> Figure content listings
=======
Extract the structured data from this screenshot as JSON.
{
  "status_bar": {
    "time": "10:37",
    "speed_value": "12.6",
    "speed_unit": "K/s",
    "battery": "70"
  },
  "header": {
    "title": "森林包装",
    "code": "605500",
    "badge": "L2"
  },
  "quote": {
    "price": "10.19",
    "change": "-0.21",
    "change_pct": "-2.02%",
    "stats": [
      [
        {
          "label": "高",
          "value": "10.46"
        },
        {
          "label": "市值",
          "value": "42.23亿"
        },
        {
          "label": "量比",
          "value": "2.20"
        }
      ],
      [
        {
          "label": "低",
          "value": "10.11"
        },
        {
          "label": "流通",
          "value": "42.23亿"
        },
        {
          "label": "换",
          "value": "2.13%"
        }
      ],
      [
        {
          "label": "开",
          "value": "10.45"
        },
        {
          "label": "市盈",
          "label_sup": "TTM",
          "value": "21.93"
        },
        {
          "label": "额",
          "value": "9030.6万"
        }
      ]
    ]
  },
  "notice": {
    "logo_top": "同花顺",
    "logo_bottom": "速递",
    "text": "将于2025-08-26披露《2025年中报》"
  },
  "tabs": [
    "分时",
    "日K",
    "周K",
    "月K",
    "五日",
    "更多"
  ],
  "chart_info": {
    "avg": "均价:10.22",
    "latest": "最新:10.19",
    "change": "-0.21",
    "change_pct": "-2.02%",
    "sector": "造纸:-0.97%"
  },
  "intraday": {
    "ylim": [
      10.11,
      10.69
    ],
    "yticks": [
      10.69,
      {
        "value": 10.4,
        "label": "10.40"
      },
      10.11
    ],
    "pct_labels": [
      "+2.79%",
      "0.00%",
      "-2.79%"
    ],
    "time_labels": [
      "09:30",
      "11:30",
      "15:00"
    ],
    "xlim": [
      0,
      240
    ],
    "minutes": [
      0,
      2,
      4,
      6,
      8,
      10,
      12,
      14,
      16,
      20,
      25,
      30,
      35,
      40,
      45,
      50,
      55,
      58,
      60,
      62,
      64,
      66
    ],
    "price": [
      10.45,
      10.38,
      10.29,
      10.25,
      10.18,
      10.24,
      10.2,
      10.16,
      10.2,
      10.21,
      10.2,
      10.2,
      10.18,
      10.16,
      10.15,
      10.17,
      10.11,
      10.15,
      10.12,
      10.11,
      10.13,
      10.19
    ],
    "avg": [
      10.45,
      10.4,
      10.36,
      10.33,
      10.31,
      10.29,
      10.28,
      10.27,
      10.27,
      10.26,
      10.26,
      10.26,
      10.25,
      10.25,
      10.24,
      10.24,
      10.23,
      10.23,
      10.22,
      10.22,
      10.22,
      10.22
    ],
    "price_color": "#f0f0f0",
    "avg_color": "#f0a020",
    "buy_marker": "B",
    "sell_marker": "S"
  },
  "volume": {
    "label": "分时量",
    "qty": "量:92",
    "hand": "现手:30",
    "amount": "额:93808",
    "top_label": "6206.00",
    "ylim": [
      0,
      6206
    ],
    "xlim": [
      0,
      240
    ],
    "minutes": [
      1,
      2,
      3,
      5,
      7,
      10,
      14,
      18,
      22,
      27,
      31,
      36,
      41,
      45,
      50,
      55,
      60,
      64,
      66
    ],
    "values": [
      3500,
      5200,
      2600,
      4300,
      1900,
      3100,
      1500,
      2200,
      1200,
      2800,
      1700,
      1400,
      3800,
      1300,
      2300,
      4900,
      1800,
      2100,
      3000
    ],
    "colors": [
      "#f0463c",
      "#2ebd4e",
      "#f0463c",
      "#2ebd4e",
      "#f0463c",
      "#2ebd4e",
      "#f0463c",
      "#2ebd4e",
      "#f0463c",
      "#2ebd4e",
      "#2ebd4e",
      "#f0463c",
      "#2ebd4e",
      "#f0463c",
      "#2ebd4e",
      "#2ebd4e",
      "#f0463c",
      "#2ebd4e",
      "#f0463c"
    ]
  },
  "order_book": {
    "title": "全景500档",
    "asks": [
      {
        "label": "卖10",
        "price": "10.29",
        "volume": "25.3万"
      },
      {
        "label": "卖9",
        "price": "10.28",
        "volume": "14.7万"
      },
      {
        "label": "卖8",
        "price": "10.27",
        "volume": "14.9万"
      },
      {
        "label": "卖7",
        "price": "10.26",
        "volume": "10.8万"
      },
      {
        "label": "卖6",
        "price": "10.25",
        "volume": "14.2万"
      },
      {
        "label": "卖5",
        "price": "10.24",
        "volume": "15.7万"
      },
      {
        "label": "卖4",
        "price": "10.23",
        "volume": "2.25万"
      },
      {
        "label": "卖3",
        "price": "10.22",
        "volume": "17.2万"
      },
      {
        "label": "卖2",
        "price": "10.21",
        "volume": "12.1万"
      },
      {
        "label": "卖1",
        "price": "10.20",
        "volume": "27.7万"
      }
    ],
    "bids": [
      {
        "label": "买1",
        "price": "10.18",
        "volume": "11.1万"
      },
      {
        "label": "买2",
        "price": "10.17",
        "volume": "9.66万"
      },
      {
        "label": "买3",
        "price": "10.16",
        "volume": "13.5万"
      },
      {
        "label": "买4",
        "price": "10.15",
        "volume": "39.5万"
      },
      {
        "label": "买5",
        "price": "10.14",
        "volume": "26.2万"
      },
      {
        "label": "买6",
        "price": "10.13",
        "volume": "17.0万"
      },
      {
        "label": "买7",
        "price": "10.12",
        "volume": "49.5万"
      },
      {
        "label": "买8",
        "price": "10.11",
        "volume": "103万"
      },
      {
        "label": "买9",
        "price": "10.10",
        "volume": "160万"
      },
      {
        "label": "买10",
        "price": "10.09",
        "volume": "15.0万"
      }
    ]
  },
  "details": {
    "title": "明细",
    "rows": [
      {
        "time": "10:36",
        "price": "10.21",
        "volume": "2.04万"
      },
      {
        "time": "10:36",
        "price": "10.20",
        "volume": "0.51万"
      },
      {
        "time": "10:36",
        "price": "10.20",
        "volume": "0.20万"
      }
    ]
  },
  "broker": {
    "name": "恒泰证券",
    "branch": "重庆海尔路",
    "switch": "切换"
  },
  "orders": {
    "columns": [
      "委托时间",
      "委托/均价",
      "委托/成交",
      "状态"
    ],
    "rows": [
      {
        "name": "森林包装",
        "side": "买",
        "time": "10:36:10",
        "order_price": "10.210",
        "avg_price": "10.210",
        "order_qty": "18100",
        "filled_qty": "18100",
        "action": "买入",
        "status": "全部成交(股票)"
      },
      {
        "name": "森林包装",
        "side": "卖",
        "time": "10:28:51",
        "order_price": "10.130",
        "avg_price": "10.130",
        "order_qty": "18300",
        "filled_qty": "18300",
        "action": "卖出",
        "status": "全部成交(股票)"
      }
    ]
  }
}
=======
Set down the listing above in full, please, exactly as it appears.

Extract the structured data from this screenshot as JSON.
{
  "status_bar": {
    "time": "10:37",
    "speed_value": "12.6",
    "speed_unit": "K/s",
    "battery": "70"
  },
  "header": {
    "title": "森林包装",
    "code": "605500",
    "badge": "L2"
  },
  "quote": {
    "price": "10.19",
    "change": "-0.21",
    "change_pct": "-2.02%",
    "stats": [
      [
        {
          "label": "高",
          "value": "10.46"
        },
        {
          "label": "市值",
          "value": "42.23亿"
        },
        {
          "label": "量比",
          "value": "2.20"
        }
      ],
      [
        {
          "label": "低",
          "value": "10.11"
        },
        {
          "label": "流通",
          "value": "42.23亿"
        },
        {
          "label": "换",
          "value": "2.13%"
        }
      ],
      [
        {
          "label": "开",
          "value": "10.45"
        },
        {
          "label": "市盈",
          "label_sup": "TTM",
          "value": "21.93"
        },
        {
          "label": "额",
          "value": "9030.6万"
        }
      ]
    ]
  },
  "notice": {
    "logo_top": "同花顺",
    "logo_bottom": "速递",
    "text": "将于2025-08-26披露《2025年中报》"
  },
  "tabs": [
    "分时",
    "日K",
    "周K",
    "月K",
    "五日",
    "更多"
  ],
  "chart_info": {
    "avg": "均价:10.22",
    "latest": "最新:10.19",
    "change": "-0.21",
    "change_pct": "-2.02%",
    "sector": "造纸:-0.97%"
  },
  "intraday": {
    "ylim": [
      10.11,
      10.69
    ],
    "yticks": [
      10.69,
      {
        "value": 10.4,
        "label": "10.40"
      },
      10.11
    ],
    "pct_labels": [
      "+2.79%",
      "0.00%",
      "-2.79%"
    ],
    "time_labels": [
      "09:30",
      "11:30",
      "15:00"
    ],
    "xlim": [
      0,
      240
    ],
    "minutes": [
      0,
      2,
      4,
      6,
      8,
      10,
      12,
      14,
      16,
      20,
      25,
      30,
      35,
      40,
      45,
      50,
      55,
      58,
      60,
      62,
      64,
      66
    ],
    "price": [
      10.45,
      10.38,
      10.29,
      10.25,
      10.18,
      10.24,
      10.2,
      10.16,
      10.2,
      10.21,
      10.2,
      10.2,
      10.18,
      10.16,
      10.15,
      10.17,
      10.11,
      10.15,
      10.12,
      10.11,
      10.13,
      10.19
    ],
    "avg": [
      10.45,
      10.4,
      10.36,
      10.33,
      10.31,
      10.29,
      10.28,
      10.27,
      10.27,
      10.26,
      10.26,
      10.26,
      10.25,
      10.25,
      10.24,
      10.24,
      10.23,
      10.23,
      10.22,
      10.22,
      10.22,
      10.22
    ],
    "price_color": "#f0f0f0",
    "avg_color": "#f0a020",
    "buy_marker": "B",
    "sell_marker": "S"
  },
  "volume": {
    "label": "分时量",
    "qty": "量:92",
    "hand": "现手:30",
    "amount": "额:93808",
    "top_label": "6206.00",
    "ylim": [
      0,
      6206
    ],
    "xlim": [
      0,
      240
    ],
    "minutes": [
      1,
      2,
      3,
      5,
      7,
      10,
      14,
      18,
      22,
      27,
      31,
      36,
      41,
      45,
      50,
      55,
      60,
      64,
      66
    ],
    "values": [
      3500,
      5200,
      2600,
      4300,
      1900,
      3100,
      1500,
      2200,
      1200,
      2800,
      1700,
      1400,
      3800,
      1300,
      2300,
      4900,
      1800,
      2100,
      3000
    ],
    "colors": [
      "#f0463c",
      "#2ebd4e",
      "#f0463c",
      "#2ebd4e",
      "#f0463c",
      "#2ebd4e",
      "#f0463c",
      "#2ebd4e",
      "#f0463c",
      "#2ebd4e",
      "#2ebd4e",
      "#f0463c",
      "#2ebd4e",
      "#f0463c",
      "#2ebd4e",
      "#2ebd4e",
      "#f0463c",
      "#2ebd4e",
      "#f0463c"
    ]
  },
  "order_book": {
    "title": "全景500档",
    "asks": [
      {
        "label": "卖10",
        "price": "10.29",
        "volume": "25.3万"
      },
      {
        "label": "卖9",
        "price": "10.28",
        "volume": "14.7万"
      },
      {
        "label": "卖8",
        "price": "10.27",
        "volume": "14.9万"
      },
      {
        "label": "卖7",
        "price": "10.26",
        "volume": "10.8万"
      },
      {
        "label": "卖6",
        "price": "10.25",
        "volume": "14.2万"
      },
      {
        "label": "卖5",
        "price": "10.24",
        "volume": "15.7万"
      },
      {
        "label": "卖4",
        "price": "10.23",
        "volume": "2.25万"
      },
      {
        "label": "卖3",
        "price": "10.22",
        "volume": "17.2万"
      },
      {
        "label": "卖2",
        "price": "10.21",
        "volume": "12.1万"
      },
      {
        "label": "卖1",
        "price": "10.20",
        "volume": "27.7万"
      }
    ],
    "bids": [
      {
        "label": "买1",
        "price": "10.18",
        "volume": "11.1万"
      },
      {
        "label": "买2",
        "price": "10.17",
        "volume": "9.66万"
      },
      {
        "label": "买3",
        "price": "10.16",
        "volume": "13.5万"
      },
      {
        "label": "买4",
        "price": "10.15",
        "volume": "39.5万"
      },
      {
        "label": "买5",
        "price": "10.14",
        "volume": "26.2万"
      },
      {
        "label": "买6",
        "price": "10.13",
        "volume": "17.0万"
      },
      {
        "label": "买7",
        "price": "10.12",
        "volume": "49.5万"
      },
      {
        "label": "买8",
        "price": "10.11",
        "volume": "103万"
      },
      {
        "label": "买9",
        "price": "10.10",
        "volume": "160万"
      },
      {
        "label": "买10",
        "price": "10.09",
        "volume": "15.0万"
      }
    ]
  },
  "details": {
    "title": "明细",
    "rows": [
      {
        "time": "10:36",
        "price": "10.21",
        "volume": "2.04万"
      },
      {
        "time": "10:36",
        "price": "10.20",
        "volume": "0.51万"
      },
      {
        "time": "10:36",
        "price": "10.20",
        "volume": "0.20万"
      }
    ]
  },
  "broker": {
    "name": "恒泰证券",
    "branch": "重庆海尔路",
    "switch": "切换"
  },
  "orders": {
    "columns": [
      "委托时间",
      "委托/均价",
      "委托/成交",
      "状态"
    ],
    "rows": [
      {
        "name": "森林包装",
        "side": "买",
        "time": "10:36:10",
        "order_price": "10.210",
        "avg_price": "10.210",
        "order_qty": "18100",
        "filled_qty": "18100",
        "action": "买入",
        "status": "全部成交(股票)"
      },
      {
        "name": "森林包装",
        "side": "卖",
        "time": "10:28:51",
        "order_price": "10.130",
        "avg_price": "10.130",
        "order_qty": "18300",
        "filled_qty": "18300",
        "action": "卖出",
        "status": "全部成交(股票)"
      }
    ]
  }
}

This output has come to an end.